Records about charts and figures
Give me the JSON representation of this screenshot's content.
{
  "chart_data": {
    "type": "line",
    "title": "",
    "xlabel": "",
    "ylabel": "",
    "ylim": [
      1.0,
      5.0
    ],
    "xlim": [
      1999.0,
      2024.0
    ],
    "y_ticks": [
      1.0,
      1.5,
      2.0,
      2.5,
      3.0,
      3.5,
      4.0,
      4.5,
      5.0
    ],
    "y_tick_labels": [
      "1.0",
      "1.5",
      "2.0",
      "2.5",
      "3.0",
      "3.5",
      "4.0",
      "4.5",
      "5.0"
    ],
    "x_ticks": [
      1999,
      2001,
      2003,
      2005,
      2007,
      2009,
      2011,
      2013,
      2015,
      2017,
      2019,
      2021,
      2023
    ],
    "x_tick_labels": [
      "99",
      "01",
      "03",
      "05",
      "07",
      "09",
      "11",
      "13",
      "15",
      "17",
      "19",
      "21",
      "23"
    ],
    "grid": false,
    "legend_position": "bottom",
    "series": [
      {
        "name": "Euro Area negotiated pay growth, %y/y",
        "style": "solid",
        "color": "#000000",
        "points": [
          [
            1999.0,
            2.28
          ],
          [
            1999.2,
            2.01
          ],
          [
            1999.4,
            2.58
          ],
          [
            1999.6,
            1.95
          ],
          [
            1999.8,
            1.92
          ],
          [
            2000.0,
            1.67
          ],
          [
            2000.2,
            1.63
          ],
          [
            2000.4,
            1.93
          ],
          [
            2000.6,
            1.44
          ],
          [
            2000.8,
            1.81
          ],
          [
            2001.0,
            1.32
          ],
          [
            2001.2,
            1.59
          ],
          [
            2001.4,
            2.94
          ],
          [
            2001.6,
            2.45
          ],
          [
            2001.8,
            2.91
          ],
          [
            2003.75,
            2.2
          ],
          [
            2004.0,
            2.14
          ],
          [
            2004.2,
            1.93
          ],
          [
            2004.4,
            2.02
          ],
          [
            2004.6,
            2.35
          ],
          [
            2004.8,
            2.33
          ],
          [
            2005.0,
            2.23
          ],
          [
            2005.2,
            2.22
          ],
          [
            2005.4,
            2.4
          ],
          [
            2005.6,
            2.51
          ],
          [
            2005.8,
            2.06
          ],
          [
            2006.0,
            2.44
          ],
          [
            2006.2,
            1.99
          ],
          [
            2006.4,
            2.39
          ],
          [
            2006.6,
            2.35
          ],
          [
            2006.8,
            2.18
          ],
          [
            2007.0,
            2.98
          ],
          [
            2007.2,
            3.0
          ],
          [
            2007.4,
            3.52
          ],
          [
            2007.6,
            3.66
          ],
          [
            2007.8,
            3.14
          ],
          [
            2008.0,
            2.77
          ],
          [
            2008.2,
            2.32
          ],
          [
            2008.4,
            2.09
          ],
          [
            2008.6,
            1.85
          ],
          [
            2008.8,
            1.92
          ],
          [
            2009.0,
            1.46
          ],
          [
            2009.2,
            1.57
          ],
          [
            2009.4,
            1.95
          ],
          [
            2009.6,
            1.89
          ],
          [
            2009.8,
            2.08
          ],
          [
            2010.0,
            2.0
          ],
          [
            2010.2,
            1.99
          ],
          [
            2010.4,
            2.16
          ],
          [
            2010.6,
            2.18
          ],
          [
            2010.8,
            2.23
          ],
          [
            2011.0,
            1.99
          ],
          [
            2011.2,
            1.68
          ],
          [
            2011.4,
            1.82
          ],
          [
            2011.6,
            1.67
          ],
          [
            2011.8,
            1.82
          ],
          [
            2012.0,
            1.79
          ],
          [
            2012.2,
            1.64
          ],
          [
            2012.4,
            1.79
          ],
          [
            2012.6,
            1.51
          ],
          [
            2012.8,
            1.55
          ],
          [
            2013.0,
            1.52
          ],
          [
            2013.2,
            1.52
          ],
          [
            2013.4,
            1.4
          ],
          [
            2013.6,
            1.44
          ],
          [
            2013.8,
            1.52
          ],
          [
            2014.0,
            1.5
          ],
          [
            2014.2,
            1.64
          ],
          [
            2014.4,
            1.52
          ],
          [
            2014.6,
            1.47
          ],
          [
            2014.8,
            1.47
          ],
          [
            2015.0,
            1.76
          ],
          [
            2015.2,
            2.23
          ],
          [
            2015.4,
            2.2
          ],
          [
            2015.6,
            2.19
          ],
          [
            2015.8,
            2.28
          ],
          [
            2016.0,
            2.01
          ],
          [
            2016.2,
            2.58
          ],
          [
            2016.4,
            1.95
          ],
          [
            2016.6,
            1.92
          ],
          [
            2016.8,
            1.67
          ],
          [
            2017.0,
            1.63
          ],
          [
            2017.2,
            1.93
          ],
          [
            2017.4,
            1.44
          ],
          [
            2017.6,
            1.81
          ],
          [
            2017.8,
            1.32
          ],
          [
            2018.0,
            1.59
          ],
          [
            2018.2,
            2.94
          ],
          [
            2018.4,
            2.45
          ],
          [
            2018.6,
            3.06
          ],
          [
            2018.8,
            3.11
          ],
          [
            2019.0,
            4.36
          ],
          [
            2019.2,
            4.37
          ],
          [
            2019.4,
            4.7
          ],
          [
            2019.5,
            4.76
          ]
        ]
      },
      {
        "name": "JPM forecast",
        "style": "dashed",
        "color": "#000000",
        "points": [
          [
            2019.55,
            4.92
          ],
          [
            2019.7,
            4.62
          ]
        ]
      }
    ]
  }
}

- **WHAT THE EXERCISE ASKS**: Would you give the material above again, complete and exact?

- **THE REPLY**:
Give me the JSON representation of this screenshot's content.
{
  "chart_data": {
    "type": "line",
    "title": "",
    "xlabel": "",
    "ylabel": "",
    "ylim": [
      1.0,
      5.0
    ],
    "xlim": [
      1999.0,
      2024.0
    ],
    "y_ticks": [
      1.0,
      1.5,
      2.0,
      2.5,
      3.0,
      3.5,
      4.0,
      4.5,
      5.0
    ],
    "y_tick_labels": [
      "1.0",
      "1.5",
      "2.0",
      "2.5",
      "3.0",
      "3.5",
      "4.0",
      "4.5",
      "5.0"
    ],
    "x_ticks": [
      1999,
      2001,
      2003,
      2005,
      2007,
      2009,
      2011,
      2013,
      2015,
      2017,
      2019,
      2021,
      2023
    ],
    "x_tick_labels": [
      "99",
      "01",
      "03",
      "05",
      "07",
      "09",
      "11",
      "13",
      "15",
      "17",
      "19",
      "21",
      "23"
    ],
    "grid": false,
    "legend_position": "bottom",
    "series": [
      {
        "name": "Euro Area negotiated pay growth, %y/y",
        "style": "solid",
        "color": "#000000",
        "points": [
          [
            1999.0,
            2.28
          ],
          [
            1999.2,
            2.01
          ],
          [
            1999.4,
            2.58
          ],
          [
            1999.6,
            1.95
          ],
          [
            1999.8,
            1.92
          ],
          [
            2000.0,
            1.67
          ],
          [
            2000.2,
            1.63
          ],
          [
            2000.4,
            1.93
          ],
          [
            2000.6,
            1.44
          ],
          [
            2000.8,
            1.81
          ],
          [
            2001.0,
            1.32
          ],
          [
            2001.2,
            1.59
          ],
          [
            2001.4,
            2.94
          ],
          [
            2001.6,
            2.45
          ],
          [
            2001.8,
            2.91
          ],
          [
            2003.75,
            2.2
          ],
          [
            2004.0,
            2.14
          ],
          [
            2004.2,
            1.93
          ],
          [
            2004.4,
            2.02
          ],
          [
            2004.6,
            2.35
          ],
          [
            2004.8,
            2.33
          ],
          [
            2005.0,
            2.23
          ],
          [
            2005.2,
            2.22
          ],
          [
            2005.4,
            2.4
          ],
          [
            2005.6,
            2.51
          ],
          [
            2005.8,
            2.06
          ],
          [
            2006.0,
            2.44
          ],
          [
            2006.2,
            1.99
          ],
          [
            2006.4,
            2.39
          ],
          [
            2006.6,
            2.35
          ],
          [
            2006.8,
            2.18
          ],
          [
            2007.0,
            2.98
          ],
          [
            2007.2,
            3.0
          ],
          [
            2007.4,
            3.52
          ],
          [
            2007.6,
            3.66
          ],
          [
            2007.8,
            3.14
          ],
          [
            2008.0,
            2.77
          ],
          [
            2008.2,
            2.32
          ],
          [
            2008.4,
            2.09
          ],
          [
            2008.6,
            1.85
          ],
          [
            2008.8,
            1.92
          ],
          [
            2009.0,
            1.46
          ],
          [
            2009.2,
            1.57
          ],
          [
            2009.4,
            1.95
          ],
          [
            2009.6,
            1.89
          ],
          [
            2009.8,
            2.08
          ],
          [
            2010.0,
            2.0
          ],
          [
            2010.2,
            1.99
          ],
          [
            2010.4,
            2.16
          ],
          [
            2010.6,
            2.18
          ],
          [
            2010.8,
            2.23
          ],
          [
            2011.0,
            1.99
          ],
          [
            2011.2,
            1.68
          ],
          [
            2011.4,
            1.82
          ],
          [
            2011.6,
            1.67
          ],
          [
            2011.8,
            1.82
          ],
          [
            2012.0,
            1.79
          ],
          [
            2012.2,
            1.64
          ],
          [
            2012.4,
            1.79
          ],
          [
            2012.6,
            1.51
          ],
          [
            2012.8,
            1.55
          ],
          [
            2013.0,
            1.52
          ],
          [
            2013.2,
            1.52
          ],
          [
            2013.4,
            1.4
          ],
          [
            2013.6,
            1.44
          ],
          [
            2013.8,
            1.52
          ],
          [
            2014.0,
            1.5
          ],
          [
            2014.2,
            1.64
          ],
          [
            2014.4,
            1.52
          ],
          [
            2014.6,
            1.47
          ],
          [
            2014.8,
            1.47
          ],
          [
            2015.0,
            1.76
          ],
          [
            2015.2,
            2.23
          ],
          [
            2015.4,
            2.2
          ],
          [
            2015.6,
            2.19
          ],
          [
            2015.8,
            2.28
          ],
          [
            2016.0,
            2.01
          ],
          [
            2016.2,
            2.58
          ],
          [
            2016.4,
            1.95
          ],
          [
            2016.6,
            1.92
          ],
          [
            2016.8,
            1.67
          ],
          [
            2017.0,
            1.63
          ],
          [
            2017.2,
            1.93
          ],
          [
            2017.4,
            1.44
          ],
          [
            2017.6,
            1.81
          ],
          [
            2017.8,
            1.32
          ],
          [
            2018.0,
            1.59
          ],
          [
            2018.2,
            2.94
          ],
          [
            2018.4,
            2.45
          ],
          [
            2018.6,
            3.06
          ],
          [
            2018.8,
            3.11
          ],
          [
            2019.0,
            4.36
          ],
          [
            2019.2,
            4.37
          ],
          [
            2019.4,
            4.7
          ],
          [
            2019.5,
            4.76
          ]
        ]
      },
      {
        "name": "JPM forecast",
        "style": "dashed",
        "color": "#000000",
        "points": [
          [
            2019.55,
            4.92
          ],
          [
            2019.7,
            4.62
          ]
        ]
      }
    ]
  }
}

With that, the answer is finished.